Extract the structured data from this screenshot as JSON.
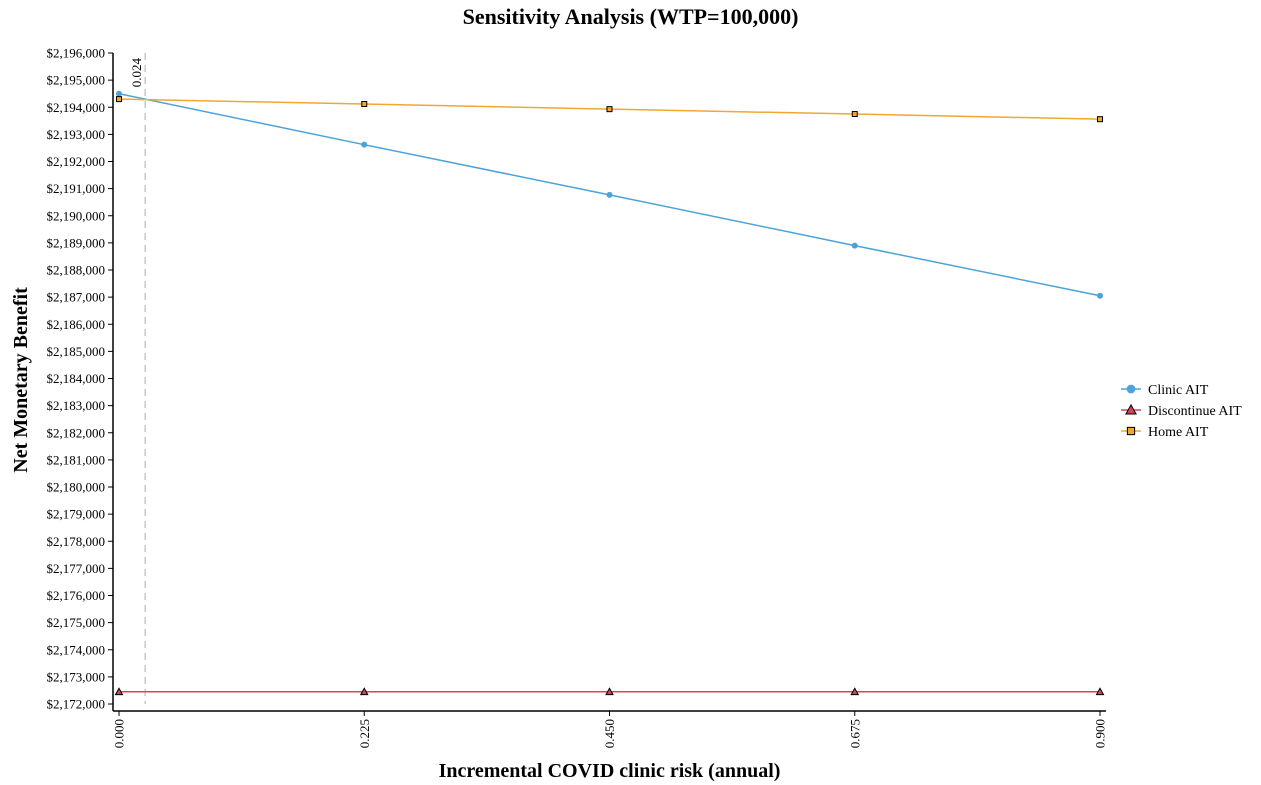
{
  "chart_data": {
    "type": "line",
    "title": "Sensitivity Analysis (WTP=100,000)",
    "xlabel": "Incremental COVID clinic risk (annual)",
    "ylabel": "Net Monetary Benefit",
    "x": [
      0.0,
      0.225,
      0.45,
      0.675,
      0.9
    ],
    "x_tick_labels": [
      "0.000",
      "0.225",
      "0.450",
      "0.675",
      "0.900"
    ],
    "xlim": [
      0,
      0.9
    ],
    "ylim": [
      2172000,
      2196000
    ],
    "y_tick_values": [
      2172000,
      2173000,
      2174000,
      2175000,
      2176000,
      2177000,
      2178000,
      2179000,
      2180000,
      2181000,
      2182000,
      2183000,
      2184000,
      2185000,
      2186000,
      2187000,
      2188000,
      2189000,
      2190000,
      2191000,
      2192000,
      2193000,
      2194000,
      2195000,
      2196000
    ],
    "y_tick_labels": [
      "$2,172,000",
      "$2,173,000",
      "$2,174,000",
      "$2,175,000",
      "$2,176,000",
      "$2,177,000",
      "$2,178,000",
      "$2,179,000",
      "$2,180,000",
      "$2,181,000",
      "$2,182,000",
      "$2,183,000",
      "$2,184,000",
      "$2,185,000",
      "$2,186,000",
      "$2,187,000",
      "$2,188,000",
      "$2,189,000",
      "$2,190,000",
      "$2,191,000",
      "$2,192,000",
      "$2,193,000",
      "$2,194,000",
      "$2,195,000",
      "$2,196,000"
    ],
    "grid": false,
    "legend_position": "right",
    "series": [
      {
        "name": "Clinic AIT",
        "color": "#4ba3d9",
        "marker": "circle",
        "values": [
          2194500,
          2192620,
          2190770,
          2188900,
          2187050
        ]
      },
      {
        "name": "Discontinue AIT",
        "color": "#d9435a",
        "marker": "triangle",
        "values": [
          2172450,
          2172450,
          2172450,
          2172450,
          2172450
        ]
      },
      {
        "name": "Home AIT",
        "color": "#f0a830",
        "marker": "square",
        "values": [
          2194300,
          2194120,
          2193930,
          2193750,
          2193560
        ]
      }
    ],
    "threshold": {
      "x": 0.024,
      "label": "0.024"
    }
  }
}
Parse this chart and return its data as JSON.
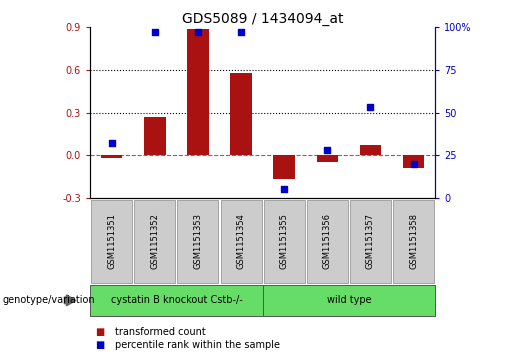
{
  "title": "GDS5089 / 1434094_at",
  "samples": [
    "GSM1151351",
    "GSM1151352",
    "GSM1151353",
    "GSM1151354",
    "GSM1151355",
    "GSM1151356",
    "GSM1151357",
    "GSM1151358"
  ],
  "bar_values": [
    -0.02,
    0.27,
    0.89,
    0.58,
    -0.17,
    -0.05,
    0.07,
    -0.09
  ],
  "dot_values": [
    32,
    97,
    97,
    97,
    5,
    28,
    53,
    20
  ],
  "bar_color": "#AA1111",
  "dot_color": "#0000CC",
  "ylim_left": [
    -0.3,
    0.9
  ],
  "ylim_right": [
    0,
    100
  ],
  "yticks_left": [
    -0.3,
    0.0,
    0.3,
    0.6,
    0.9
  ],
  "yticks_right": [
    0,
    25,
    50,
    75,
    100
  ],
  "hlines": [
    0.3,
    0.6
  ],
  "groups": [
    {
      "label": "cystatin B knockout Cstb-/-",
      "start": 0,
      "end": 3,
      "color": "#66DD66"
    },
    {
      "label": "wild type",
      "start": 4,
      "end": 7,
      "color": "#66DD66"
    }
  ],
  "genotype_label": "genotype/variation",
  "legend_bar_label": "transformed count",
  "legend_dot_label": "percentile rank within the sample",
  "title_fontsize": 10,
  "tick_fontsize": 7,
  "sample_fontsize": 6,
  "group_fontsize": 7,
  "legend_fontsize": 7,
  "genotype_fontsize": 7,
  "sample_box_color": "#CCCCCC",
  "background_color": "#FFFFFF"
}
^^^^
» **Goal**:
Reproduce the full listing above verbatim, with no pictures included.

» **The completed task**:
Extract the structured data from this screenshot as JSON.
{
  "chart_data": {
    "type": "line",
    "title": "Sensitivity Analysis (WTP=100,000)",
    "xlabel": "Incremental COVID clinic risk (annual)",
    "ylabel": "Net Monetary Benefit",
    "x": [
      0.0,
      0.225,
      0.45,
      0.675,
      0.9
    ],
    "x_tick_labels": [
      "0.000",
      "0.225",
      "0.450",
      "0.675",
      "0.900"
    ],
    "xlim": [
      0,
      0.9
    ],
    "ylim": [
      2172000,
      2196000
    ],
    "y_tick_values": [
      2172000,
      2173000,
      2174000,
      2175000,
      2176000,
      2177000,
      2178000,
      2179000,
      2180000,
      2181000,
      2182000,
      2183000,
      2184000,
      2185000,
      2186000,
      2187000,
      2188000,
      2189000,
      2190000,
      2191000,
      2192000,
      2193000,
      2194000,
      2195000,
      2196000
    ],
    "y_tick_labels": [
      "$2,172,000",
      "$2,173,000",
      "$2,174,000",
      "$2,175,000",
      "$2,176,000",
      "$2,177,000",
      "$2,178,000",
      "$2,179,000",
      "$2,180,000",
      "$2,181,000",
      "$2,182,000",
      "$2,183,000",
      "$2,184,000",
      "$2,185,000",
      "$2,186,000",
      "$2,187,000",
      "$2,188,000",
      "$2,189,000",
      "$2,190,000",
      "$2,191,000",
      "$2,192,000",
      "$2,193,000",
      "$2,194,000",
      "$2,195,000",
      "$2,196,000"
    ],
    "grid": false,
    "legend_position": "right",
    "series": [
      {
        "name": "Clinic AIT",
        "color": "#4ba3d9",
        "marker": "circle",
        "values": [
          2194500,
          2192620,
          2190770,
          2188900,
          2187050
        ]
      },
      {
        "name": "Discontinue AIT",
        "color": "#d9435a",
        "marker": "triangle",
        "values": [
          2172450,
          2172450,
          2172450,
          2172450,
          2172450
        ]
      },
      {
        "name": "Home AIT",
        "color": "#f0a830",
        "marker": "square",
        "values": [
          2194300,
          2194120,
          2193930,
          2193750,
          2193560
        ]
      }
    ],
    "threshold": {
      "x": 0.024,
      "label": "0.024"
    }
  }
}
Parse this chart and return its data as JSON.
{
  "title": "GDS5089 / 1434094_at",
  "samples": [
    "GSM1151351",
    "GSM1151352",
    "GSM1151353",
    "GSM1151354",
    "GSM1151355",
    "GSM1151356",
    "GSM1151357",
    "GSM1151358"
  ],
  "bar_values": [
    -0.02,
    0.27,
    0.89,
    0.58,
    -0.17,
    -0.05,
    0.07,
    -0.09
  ],
  "dot_values": [
    32,
    97,
    97,
    97,
    5,
    28,
    53,
    20
  ],
  "bar_color": "#AA1111",
  "dot_color": "#0000CC",
  "ylim_left": [
    -0.3,
    0.9
  ],
  "ylim_right": [
    0,
    100
  ],
  "yticks_left": [
    -0.3,
    0.0,
    0.3,
    0.6,
    0.9
  ],
  "yticks_right": [
    0,
    25,
    50,
    75,
    100
  ],
  "hlines": [
    0.3,
    0.6
  ],
  "groups": [
    {
      "label": "cystatin B knockout Cstb-/-",
      "start": 0,
      "end": 3,
      "color": "#66DD66"
    },
    {
      "label": "wild type",
      "start": 4,
      "end": 7,
      "color": "#66DD66"
    }
  ],
  "genotype_label": "genotype/variation",
  "legend_bar_label": "transformed count",
  "legend_dot_label": "percentile rank within the sample",
  "title_fontsize": 10,
  "tick_fontsize": 7,
  "sample_fontsize": 6,
  "group_fontsize": 7,
  "legend_fontsize": 7,
  "genotype_fontsize": 7,
  "sample_box_color": "#CCCCCC",
  "background_color": "#FFFFFF"
}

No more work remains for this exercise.